#### Given problem:
Pick out the lines below with "Servicios" and list them.

#### Provided data:

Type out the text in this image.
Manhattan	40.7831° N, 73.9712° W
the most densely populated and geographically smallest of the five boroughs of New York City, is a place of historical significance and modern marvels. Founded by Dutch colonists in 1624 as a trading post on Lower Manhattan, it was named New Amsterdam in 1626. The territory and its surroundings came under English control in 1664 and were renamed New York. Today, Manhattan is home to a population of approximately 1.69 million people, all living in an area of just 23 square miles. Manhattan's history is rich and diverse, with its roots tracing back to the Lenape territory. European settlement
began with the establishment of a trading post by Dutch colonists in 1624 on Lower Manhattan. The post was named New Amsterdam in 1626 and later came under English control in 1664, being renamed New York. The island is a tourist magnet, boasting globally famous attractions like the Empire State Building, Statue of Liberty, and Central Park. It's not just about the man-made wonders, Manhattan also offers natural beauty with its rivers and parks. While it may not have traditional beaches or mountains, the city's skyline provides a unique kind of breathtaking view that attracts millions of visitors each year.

* * *

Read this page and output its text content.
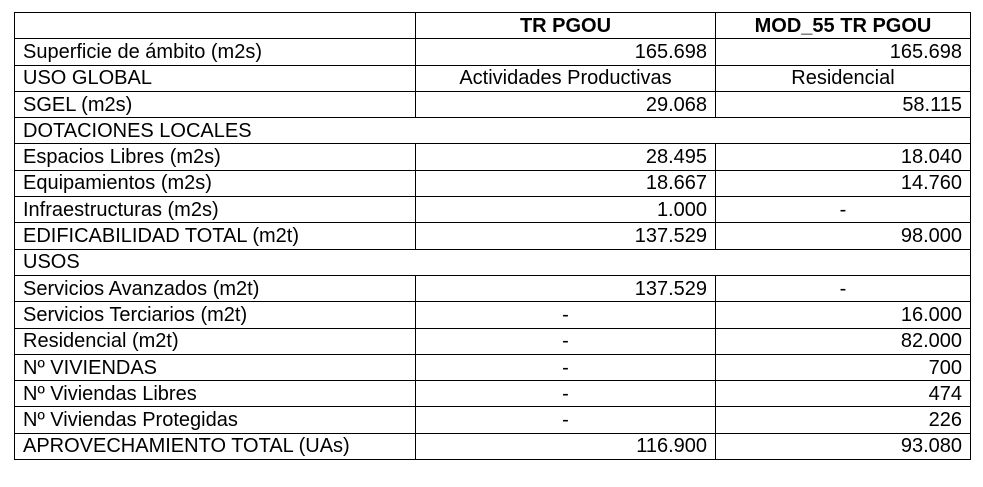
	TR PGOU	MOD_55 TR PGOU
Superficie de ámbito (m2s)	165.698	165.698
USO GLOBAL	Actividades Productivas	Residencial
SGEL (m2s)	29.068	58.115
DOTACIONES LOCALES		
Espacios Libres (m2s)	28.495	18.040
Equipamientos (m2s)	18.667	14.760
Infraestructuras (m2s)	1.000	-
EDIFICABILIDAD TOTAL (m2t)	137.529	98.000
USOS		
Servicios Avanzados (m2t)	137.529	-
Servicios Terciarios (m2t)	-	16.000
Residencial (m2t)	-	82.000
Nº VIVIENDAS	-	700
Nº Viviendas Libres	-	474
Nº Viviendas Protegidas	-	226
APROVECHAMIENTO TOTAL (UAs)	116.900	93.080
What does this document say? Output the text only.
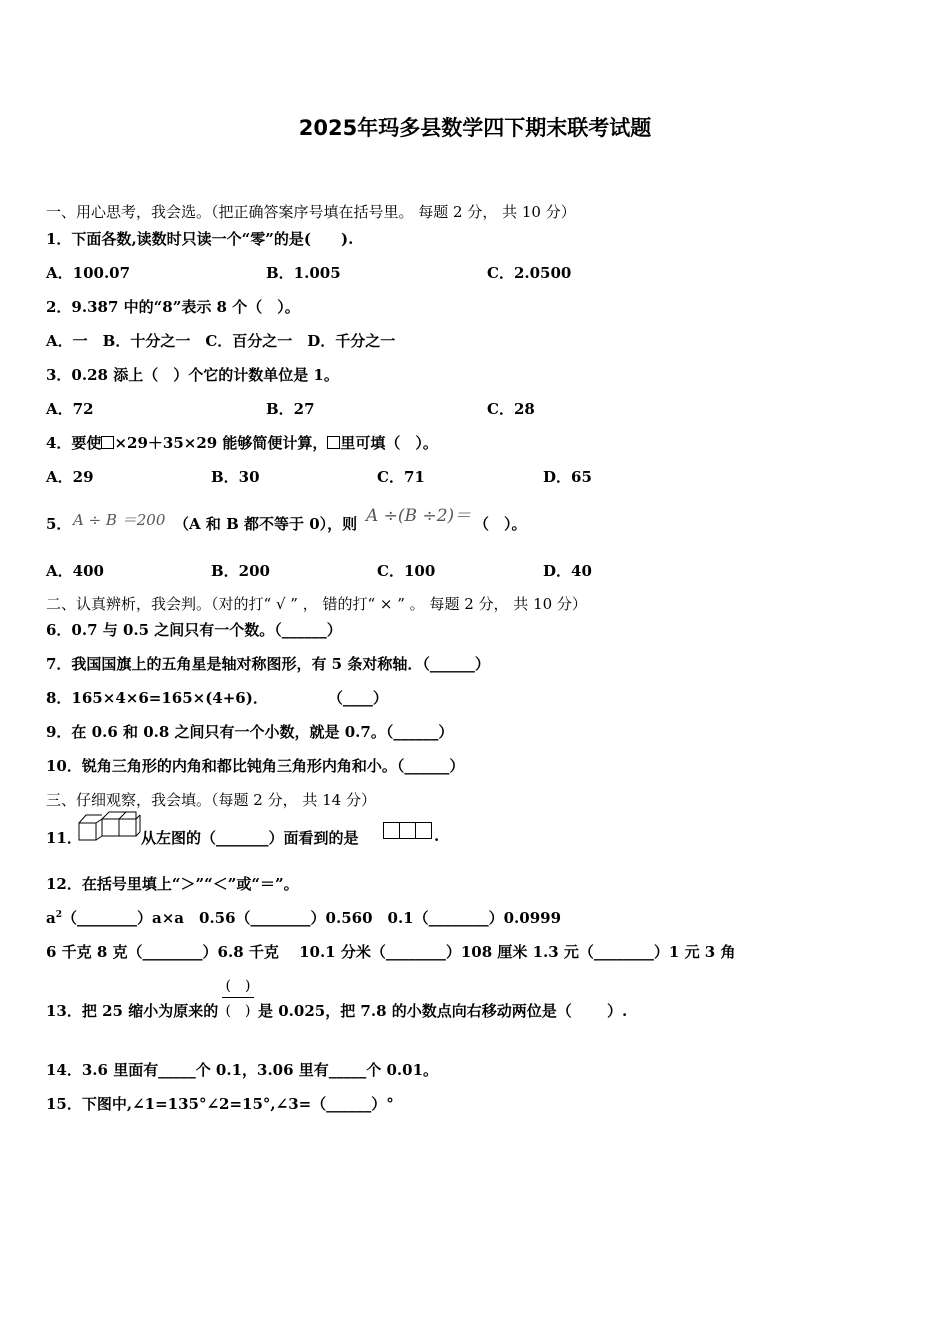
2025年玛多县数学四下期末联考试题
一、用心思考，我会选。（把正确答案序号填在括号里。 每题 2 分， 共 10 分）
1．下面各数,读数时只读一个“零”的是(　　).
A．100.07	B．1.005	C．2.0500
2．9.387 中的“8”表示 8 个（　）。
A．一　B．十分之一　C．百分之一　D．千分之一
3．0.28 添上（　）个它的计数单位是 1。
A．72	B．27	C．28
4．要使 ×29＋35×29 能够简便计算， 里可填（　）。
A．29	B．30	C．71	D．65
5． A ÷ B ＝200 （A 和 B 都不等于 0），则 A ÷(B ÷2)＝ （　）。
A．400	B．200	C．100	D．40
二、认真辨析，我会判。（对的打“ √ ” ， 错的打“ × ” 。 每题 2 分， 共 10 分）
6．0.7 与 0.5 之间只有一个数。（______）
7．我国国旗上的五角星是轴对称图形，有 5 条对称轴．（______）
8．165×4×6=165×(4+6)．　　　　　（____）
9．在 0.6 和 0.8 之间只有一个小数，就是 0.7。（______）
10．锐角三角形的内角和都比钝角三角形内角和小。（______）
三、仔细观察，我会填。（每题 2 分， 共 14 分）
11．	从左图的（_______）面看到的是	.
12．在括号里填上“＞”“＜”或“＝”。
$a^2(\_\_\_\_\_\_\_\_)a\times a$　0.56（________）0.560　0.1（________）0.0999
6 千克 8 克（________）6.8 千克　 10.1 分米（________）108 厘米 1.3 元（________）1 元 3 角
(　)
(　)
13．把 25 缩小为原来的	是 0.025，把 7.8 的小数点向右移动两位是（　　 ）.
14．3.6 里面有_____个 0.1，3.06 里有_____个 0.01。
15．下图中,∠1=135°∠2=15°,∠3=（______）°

---

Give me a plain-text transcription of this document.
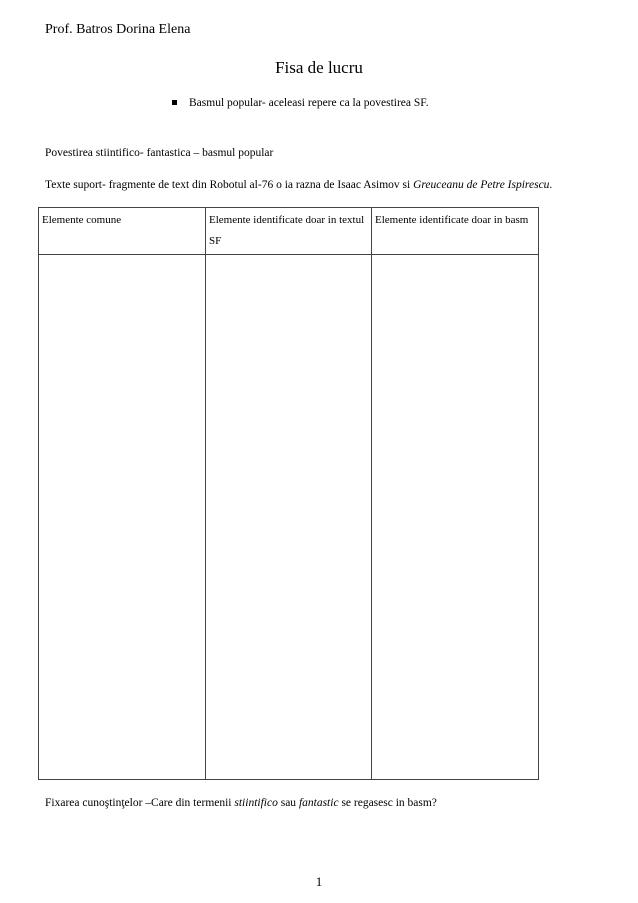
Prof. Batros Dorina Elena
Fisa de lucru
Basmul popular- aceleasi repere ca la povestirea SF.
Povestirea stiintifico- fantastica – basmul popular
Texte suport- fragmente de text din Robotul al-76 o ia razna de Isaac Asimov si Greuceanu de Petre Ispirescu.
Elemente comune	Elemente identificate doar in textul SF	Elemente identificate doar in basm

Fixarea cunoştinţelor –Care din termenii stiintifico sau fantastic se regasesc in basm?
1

#### Exercise response:
Servicios Avanzados (m2t)	137.529	-
Servicios Terciarios (m2t)	-	16.000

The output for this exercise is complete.